-- start Data extract --
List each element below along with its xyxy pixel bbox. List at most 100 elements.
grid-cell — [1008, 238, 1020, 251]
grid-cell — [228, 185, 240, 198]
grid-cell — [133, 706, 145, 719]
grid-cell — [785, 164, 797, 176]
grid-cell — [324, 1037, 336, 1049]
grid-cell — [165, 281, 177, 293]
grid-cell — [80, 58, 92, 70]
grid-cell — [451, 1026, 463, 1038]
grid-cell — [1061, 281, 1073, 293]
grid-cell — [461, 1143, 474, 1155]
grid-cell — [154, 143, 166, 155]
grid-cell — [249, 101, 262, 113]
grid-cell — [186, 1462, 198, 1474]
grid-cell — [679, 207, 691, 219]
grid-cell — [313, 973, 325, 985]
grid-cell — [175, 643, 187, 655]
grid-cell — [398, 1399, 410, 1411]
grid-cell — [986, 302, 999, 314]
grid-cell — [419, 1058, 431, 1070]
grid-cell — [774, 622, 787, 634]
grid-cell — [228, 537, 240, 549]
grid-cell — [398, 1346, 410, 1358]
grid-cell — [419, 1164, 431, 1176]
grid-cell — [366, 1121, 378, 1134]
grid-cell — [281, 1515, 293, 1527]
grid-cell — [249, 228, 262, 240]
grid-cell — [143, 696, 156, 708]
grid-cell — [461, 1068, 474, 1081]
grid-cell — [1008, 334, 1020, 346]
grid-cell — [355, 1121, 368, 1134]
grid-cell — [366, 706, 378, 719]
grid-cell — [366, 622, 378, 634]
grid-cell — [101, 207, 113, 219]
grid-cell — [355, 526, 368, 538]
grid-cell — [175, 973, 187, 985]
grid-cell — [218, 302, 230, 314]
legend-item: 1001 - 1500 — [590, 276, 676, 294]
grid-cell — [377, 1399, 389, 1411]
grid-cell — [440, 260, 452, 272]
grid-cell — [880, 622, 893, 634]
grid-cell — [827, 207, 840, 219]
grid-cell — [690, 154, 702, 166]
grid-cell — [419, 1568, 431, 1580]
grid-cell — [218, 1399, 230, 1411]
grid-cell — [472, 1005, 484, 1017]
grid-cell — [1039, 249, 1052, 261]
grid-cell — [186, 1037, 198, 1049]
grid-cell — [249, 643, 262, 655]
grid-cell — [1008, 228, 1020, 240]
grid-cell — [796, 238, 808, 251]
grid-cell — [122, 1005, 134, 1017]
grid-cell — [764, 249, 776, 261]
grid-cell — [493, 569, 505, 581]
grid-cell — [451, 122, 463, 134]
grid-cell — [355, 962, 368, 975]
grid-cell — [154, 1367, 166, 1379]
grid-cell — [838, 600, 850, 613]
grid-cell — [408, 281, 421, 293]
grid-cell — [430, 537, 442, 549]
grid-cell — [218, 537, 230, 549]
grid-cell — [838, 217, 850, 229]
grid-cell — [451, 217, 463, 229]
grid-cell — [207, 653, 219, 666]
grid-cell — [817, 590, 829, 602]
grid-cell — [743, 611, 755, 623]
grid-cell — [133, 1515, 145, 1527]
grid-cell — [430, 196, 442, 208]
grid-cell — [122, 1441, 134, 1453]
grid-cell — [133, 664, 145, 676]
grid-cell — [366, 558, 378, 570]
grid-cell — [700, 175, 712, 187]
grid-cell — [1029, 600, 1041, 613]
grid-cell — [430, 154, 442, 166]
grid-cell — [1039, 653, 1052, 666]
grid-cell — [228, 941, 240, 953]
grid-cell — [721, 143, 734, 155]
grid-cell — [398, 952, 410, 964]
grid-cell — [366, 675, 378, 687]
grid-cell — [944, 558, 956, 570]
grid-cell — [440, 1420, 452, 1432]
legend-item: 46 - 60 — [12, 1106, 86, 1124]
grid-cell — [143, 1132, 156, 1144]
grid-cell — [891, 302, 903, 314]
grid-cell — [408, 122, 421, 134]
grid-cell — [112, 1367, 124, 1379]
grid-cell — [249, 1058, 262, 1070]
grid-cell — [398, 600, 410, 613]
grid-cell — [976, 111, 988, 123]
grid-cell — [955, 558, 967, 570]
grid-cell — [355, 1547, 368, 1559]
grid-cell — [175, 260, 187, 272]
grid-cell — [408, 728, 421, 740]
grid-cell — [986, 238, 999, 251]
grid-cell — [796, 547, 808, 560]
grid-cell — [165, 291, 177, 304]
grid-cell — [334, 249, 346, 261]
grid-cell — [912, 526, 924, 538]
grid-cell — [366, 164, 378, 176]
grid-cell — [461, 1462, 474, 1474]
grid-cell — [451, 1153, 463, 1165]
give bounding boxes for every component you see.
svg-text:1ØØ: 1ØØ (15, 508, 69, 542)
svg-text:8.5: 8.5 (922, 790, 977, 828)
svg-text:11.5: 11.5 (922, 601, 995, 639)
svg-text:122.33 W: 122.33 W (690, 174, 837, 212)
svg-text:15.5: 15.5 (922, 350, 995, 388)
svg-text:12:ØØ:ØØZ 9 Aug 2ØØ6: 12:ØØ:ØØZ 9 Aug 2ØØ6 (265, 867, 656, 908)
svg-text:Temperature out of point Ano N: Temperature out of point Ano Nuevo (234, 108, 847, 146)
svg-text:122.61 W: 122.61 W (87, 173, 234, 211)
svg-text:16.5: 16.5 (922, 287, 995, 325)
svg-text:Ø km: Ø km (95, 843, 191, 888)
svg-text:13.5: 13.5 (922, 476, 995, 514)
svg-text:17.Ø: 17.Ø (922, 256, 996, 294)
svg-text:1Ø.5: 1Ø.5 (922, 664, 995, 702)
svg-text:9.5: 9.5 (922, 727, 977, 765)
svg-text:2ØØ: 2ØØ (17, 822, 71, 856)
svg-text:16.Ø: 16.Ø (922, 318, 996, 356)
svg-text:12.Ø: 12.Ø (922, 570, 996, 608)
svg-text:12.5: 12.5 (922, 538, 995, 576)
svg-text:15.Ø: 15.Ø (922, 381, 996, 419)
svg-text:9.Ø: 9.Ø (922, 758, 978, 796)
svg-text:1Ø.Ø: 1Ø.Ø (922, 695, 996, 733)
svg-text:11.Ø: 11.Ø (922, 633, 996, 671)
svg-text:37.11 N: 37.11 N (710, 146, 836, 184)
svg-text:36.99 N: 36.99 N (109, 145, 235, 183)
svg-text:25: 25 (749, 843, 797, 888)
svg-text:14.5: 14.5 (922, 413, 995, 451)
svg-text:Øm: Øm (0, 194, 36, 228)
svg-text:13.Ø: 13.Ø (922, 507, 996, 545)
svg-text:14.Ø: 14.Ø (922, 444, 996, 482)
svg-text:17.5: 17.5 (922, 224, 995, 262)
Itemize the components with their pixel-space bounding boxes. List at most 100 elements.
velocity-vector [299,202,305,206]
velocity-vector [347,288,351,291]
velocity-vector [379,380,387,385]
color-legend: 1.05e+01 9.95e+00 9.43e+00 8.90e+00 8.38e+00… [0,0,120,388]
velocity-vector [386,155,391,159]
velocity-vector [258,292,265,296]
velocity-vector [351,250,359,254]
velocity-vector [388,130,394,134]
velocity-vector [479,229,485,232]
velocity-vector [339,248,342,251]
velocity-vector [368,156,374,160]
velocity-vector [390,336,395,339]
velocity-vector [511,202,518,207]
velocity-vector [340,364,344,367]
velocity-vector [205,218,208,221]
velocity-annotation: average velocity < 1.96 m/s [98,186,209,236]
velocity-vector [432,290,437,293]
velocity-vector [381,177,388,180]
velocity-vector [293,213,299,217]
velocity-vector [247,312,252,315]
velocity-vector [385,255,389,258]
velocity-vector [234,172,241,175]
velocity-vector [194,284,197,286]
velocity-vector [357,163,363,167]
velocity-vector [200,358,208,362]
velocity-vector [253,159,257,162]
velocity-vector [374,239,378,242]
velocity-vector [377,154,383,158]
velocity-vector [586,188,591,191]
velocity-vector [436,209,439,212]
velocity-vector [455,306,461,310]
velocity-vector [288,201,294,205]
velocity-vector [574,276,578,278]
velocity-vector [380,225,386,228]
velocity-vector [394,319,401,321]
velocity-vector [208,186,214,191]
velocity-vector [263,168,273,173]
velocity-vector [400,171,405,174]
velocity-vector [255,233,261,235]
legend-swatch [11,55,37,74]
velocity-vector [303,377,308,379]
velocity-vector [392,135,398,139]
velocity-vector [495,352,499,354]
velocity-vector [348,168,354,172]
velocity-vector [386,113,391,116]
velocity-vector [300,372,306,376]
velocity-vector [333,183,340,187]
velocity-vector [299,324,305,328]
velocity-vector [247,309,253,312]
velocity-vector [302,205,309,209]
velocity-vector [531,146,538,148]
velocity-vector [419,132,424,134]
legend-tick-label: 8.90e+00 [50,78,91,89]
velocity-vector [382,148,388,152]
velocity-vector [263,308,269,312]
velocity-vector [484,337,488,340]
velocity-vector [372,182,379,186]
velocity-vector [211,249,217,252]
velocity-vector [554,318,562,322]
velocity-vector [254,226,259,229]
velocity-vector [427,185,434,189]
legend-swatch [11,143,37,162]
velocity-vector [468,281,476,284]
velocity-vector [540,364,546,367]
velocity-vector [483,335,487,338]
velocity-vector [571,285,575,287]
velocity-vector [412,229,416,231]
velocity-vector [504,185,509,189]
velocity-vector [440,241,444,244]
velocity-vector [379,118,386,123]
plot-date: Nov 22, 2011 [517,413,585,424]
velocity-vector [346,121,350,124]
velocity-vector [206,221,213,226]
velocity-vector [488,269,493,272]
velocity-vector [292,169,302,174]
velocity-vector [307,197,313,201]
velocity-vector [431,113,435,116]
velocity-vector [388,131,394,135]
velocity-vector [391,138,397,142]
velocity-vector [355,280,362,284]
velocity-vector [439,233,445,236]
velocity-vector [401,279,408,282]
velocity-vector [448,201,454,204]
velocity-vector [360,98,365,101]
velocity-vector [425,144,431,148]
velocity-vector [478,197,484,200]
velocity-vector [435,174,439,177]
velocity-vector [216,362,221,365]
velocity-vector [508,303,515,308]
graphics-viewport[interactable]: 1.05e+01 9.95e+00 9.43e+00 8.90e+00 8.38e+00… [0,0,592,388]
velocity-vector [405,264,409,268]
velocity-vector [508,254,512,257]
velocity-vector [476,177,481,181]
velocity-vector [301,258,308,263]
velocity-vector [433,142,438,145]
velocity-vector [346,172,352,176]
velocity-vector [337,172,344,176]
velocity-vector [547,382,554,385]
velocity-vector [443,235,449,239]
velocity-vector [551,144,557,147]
-- end Data extract --
Short exercise
Convert the lines above, from the first line through the line containing "grid-cell — [398, 1346, 410, 1358]" (both included), into a numbered list, omitting any blank lines.

Reply
1. List each element below along with its xyxy pixel bbox. List at most 100 elements.
2. grid-cell — [1008, 238, 1020, 251]
3. grid-cell — [228, 185, 240, 198]
4. grid-cell — [133, 706, 145, 719]
5. grid-cell — [785, 164, 797, 176]
6. grid-cell — [324, 1037, 336, 1049]
7. grid-cell — [165, 281, 177, 293]
8. grid-cell — [80, 58, 92, 70]
9. grid-cell — [451, 1026, 463, 1038]
10. grid-cell — [1061, 281, 1073, 293]
11. grid-cell — [461, 1143, 474, 1155]
12. grid-cell — [154, 143, 166, 155]
13. grid-cell — [249, 101, 262, 113]
14. grid-cell — [186, 1462, 198, 1474]
15. grid-cell — [679, 207, 691, 219]
16. grid-cell — [313, 973, 325, 985]
17. grid-cell — [175, 643, 187, 655]
18. grid-cell — [398, 1399, 410, 1411]
19. grid-cell — [986, 302, 999, 314]
20. grid-cell — [419, 1058, 431, 1070]
21. grid-cell — [774, 622, 787, 634]
22. grid-cell — [228, 537, 240, 549]
23. grid-cell — [398, 1346, 410, 1358]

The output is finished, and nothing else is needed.